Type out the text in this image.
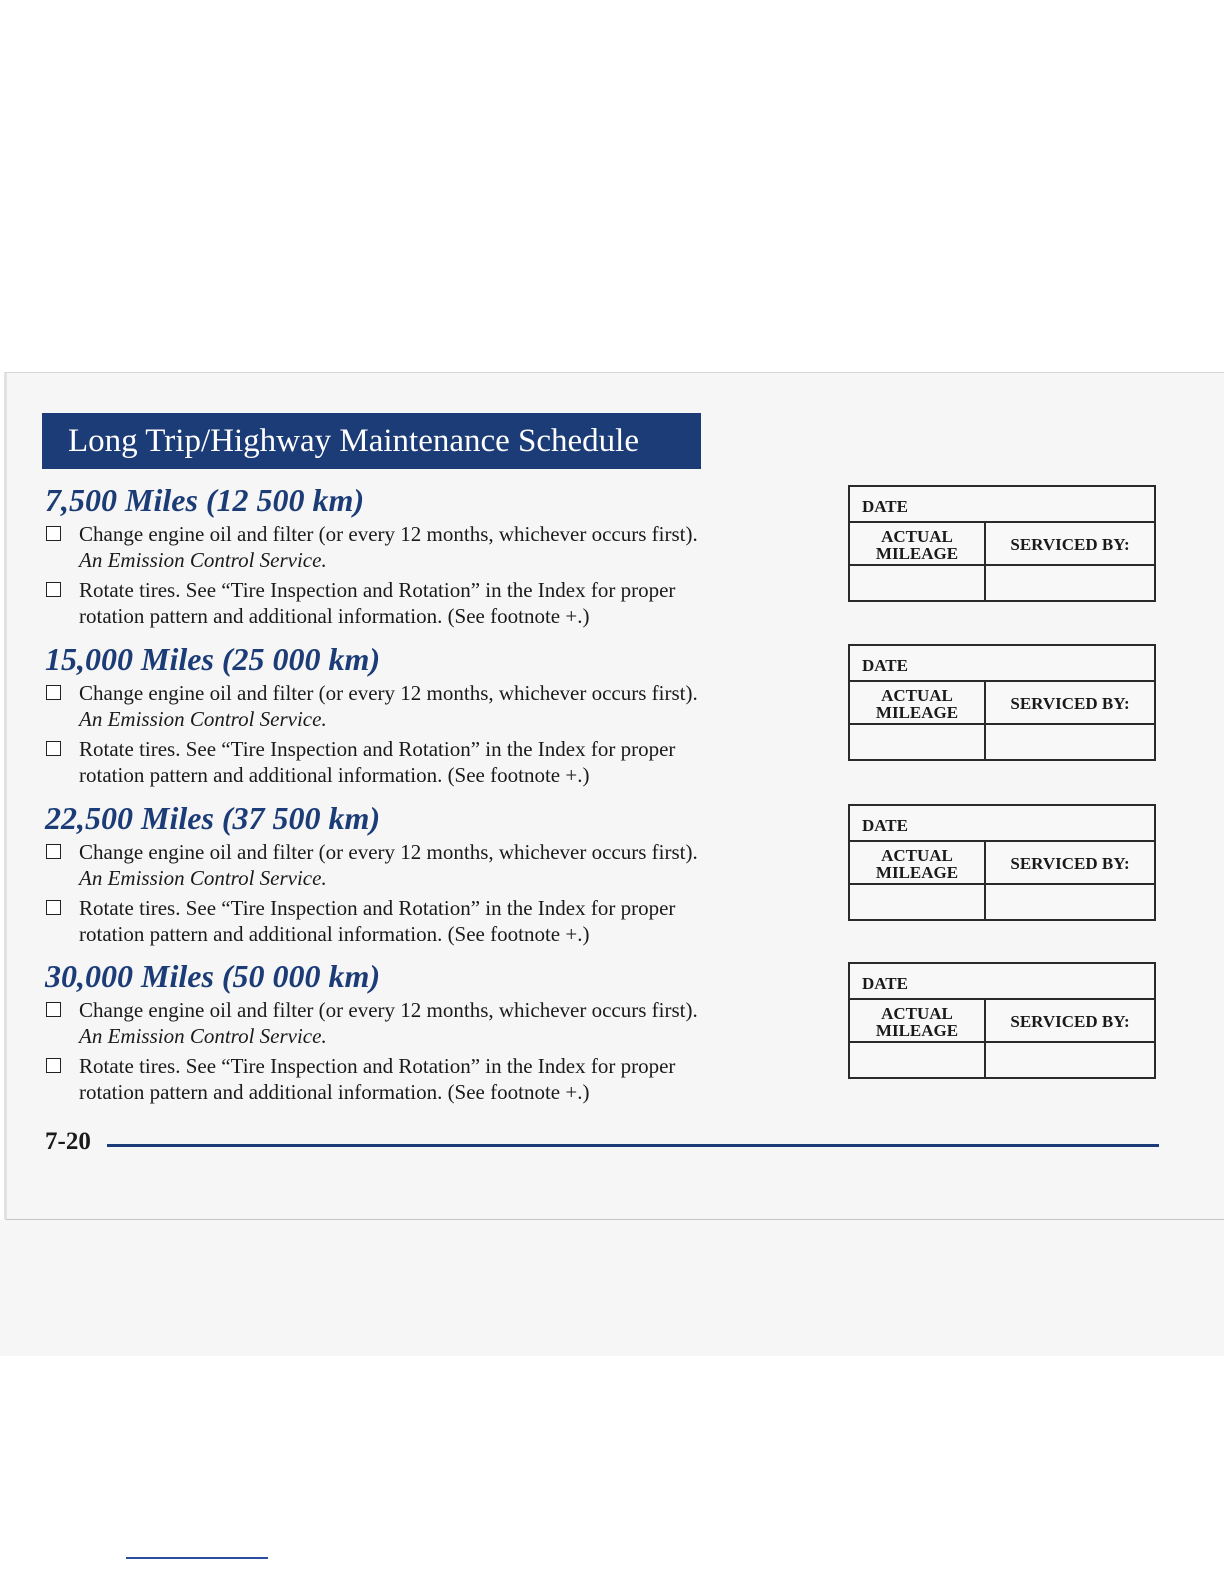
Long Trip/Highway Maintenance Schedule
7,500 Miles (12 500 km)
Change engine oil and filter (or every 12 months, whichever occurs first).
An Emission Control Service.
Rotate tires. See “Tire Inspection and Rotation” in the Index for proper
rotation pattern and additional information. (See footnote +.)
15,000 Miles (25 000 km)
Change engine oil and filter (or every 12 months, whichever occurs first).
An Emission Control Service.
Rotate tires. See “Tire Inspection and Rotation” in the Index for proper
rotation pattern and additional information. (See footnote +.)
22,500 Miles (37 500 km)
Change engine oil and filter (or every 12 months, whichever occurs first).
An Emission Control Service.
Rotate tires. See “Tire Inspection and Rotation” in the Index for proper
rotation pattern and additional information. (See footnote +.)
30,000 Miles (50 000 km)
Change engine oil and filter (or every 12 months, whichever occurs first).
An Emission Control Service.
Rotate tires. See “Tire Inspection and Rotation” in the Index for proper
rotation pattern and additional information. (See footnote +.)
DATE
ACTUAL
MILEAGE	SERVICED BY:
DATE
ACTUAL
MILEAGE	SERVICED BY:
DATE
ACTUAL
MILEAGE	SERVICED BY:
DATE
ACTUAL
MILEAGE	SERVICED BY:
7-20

────────

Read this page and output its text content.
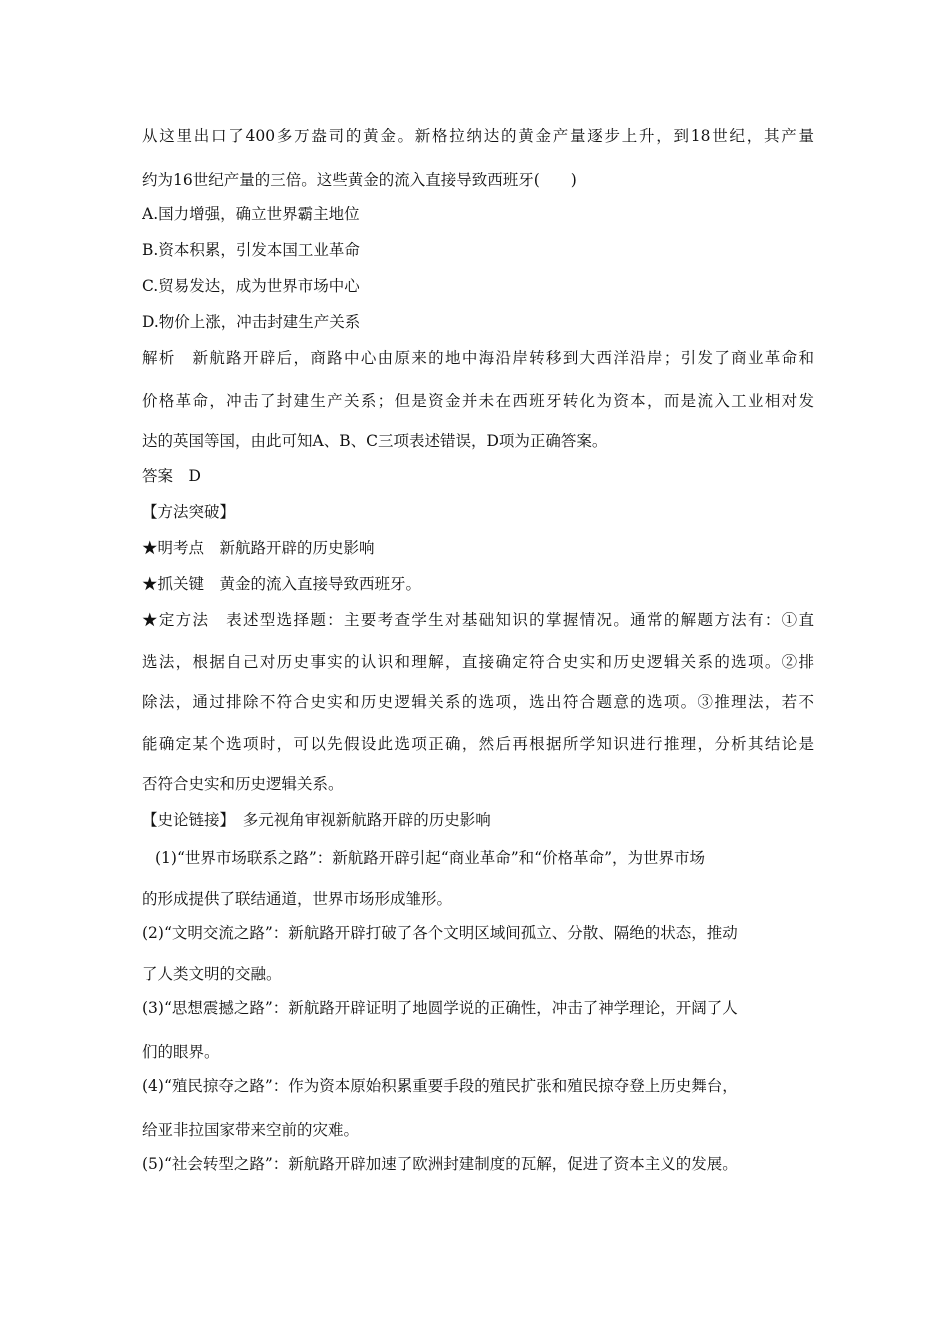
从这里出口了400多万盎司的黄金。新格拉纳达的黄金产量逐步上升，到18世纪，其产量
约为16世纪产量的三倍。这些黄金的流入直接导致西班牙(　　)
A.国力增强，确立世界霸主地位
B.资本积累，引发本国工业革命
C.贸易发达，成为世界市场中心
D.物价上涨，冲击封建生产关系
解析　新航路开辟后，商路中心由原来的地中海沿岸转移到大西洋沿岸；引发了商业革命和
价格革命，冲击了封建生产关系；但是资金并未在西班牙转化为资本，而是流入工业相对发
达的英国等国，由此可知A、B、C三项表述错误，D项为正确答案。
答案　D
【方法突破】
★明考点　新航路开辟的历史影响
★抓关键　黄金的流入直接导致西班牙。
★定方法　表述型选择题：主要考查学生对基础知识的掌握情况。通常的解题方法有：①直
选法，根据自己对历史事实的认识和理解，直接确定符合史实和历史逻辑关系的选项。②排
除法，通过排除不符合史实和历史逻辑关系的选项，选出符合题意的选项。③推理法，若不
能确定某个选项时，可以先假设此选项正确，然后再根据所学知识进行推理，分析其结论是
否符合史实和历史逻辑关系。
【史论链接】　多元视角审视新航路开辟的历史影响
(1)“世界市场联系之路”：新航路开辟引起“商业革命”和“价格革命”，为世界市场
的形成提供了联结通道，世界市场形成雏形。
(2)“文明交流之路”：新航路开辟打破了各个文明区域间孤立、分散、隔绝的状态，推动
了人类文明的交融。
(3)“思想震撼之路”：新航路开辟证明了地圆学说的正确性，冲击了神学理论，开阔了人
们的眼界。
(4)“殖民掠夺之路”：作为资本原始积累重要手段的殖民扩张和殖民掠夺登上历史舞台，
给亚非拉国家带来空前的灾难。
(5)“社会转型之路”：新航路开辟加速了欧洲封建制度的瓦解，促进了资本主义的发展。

────────

PROBLEM REQUIREMENTS:
Locate all lines in the listing above with the word "价格革命". Copy them.

RESPONSE TO THE EXERCISE:
价格革命，冲击了封建生产关系；但是资金并未在西班牙转化为资本，而是流入工业相对发
(1)“世界市场联系之路”：新航路开辟引起“商业革命”和“价格革命”，为世界市场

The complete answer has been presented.